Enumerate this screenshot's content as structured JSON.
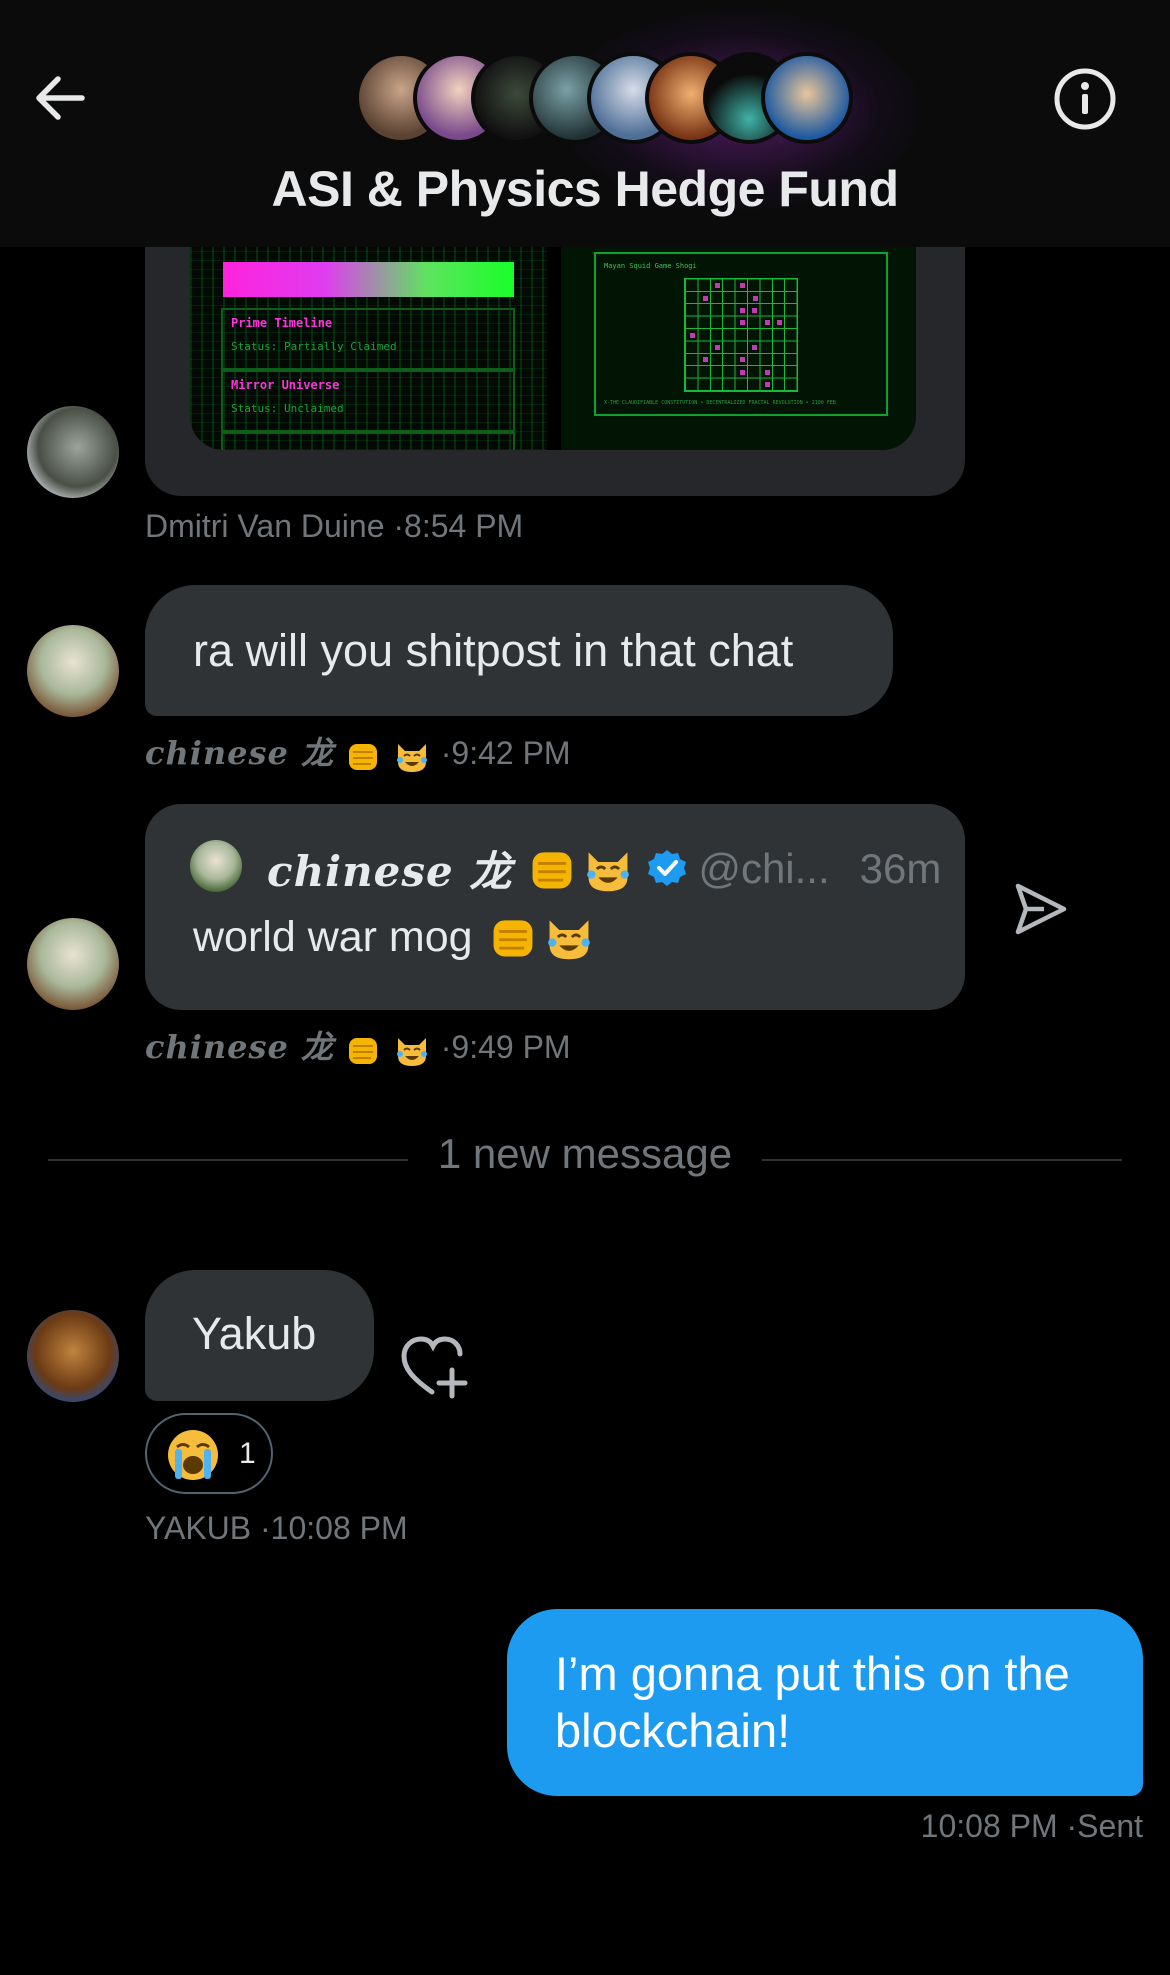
{
  "header": {
    "title": "ASI  & Physics Hedge Fund",
    "back_icon": "arrow-left-icon",
    "info_icon": "info-circle-icon",
    "member_avatar_colors": [
      "#7a5a45",
      "#d8b39a",
      "#2b3a2a",
      "#3f5a62",
      "#7f97b5",
      "#c6662e",
      "#1b1b1b",
      "#3066a6"
    ]
  },
  "media_message": {
    "left_image": {
      "rows": [
        {
          "title": "Prime Timeline",
          "status": "Status: Partially Claimed"
        },
        {
          "title": "Mirror Universe",
          "status": "Status: Unclaimed"
        }
      ]
    },
    "right_image": {
      "caption": "Mayan Squid Game Shogi",
      "footer": "X-THE CLAUDIFIABLE CONSTITUTION • DECENTRALIZED FRACTAL REVOLUTION • 2100 FEB"
    },
    "author": "Dmitri Van Duine",
    "time": "8:54 PM"
  },
  "message_ra": {
    "text": "ra will you shitpost in that chat",
    "author": "chinese 龙",
    "time": "9:42 PM"
  },
  "quoted_post": {
    "display_name": "chinese 龙",
    "handle": "@chi...",
    "age": "36m",
    "text": "world war mog",
    "verified_color": "#1d9bf0",
    "author": "chinese 龙",
    "time": "9:49 PM",
    "share_icon": "send-icon"
  },
  "new_message_divider": "1 new message",
  "message_yakub": {
    "text": "Yakub",
    "reaction_emoji": "loudly-crying-face",
    "reaction_count": "1",
    "author": "YAKUB",
    "time": "10:08 PM",
    "add_reaction_icon": "heart-plus-icon"
  },
  "message_sent": {
    "text": "I’m gonna put this on the blockchain!",
    "time": "10:08 PM",
    "status": "Sent",
    "bubble_color": "#1d9bf0"
  },
  "separator": "·"
}
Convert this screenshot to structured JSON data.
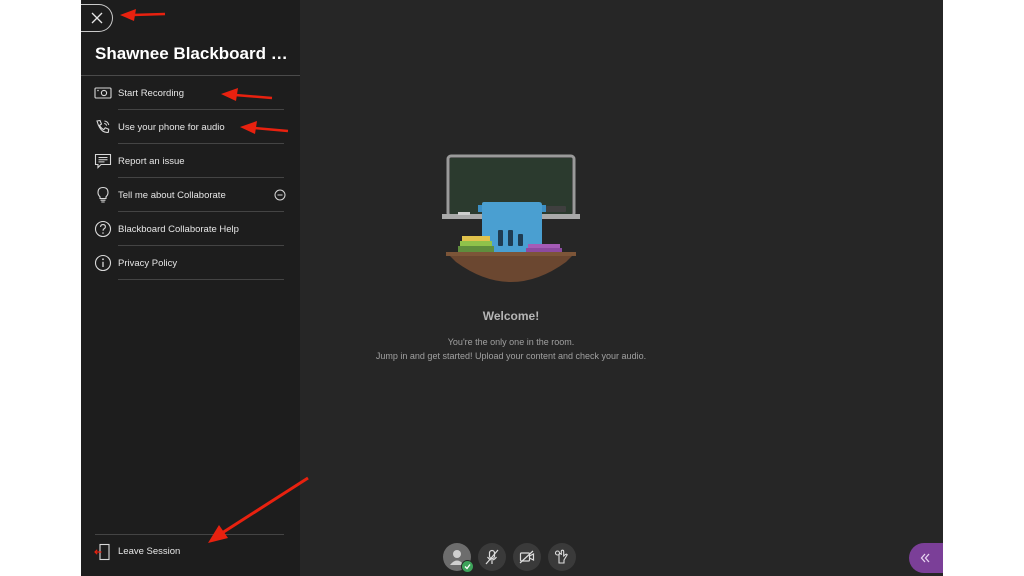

§

Problem to solve: In the listing, find all lines with the string "author" and copy them.

The solution:
    "author": "Dmitri Van Duine",
    "author": "chinese 龙",
    "author": "chinese 龙",
    "author": "YAKUB",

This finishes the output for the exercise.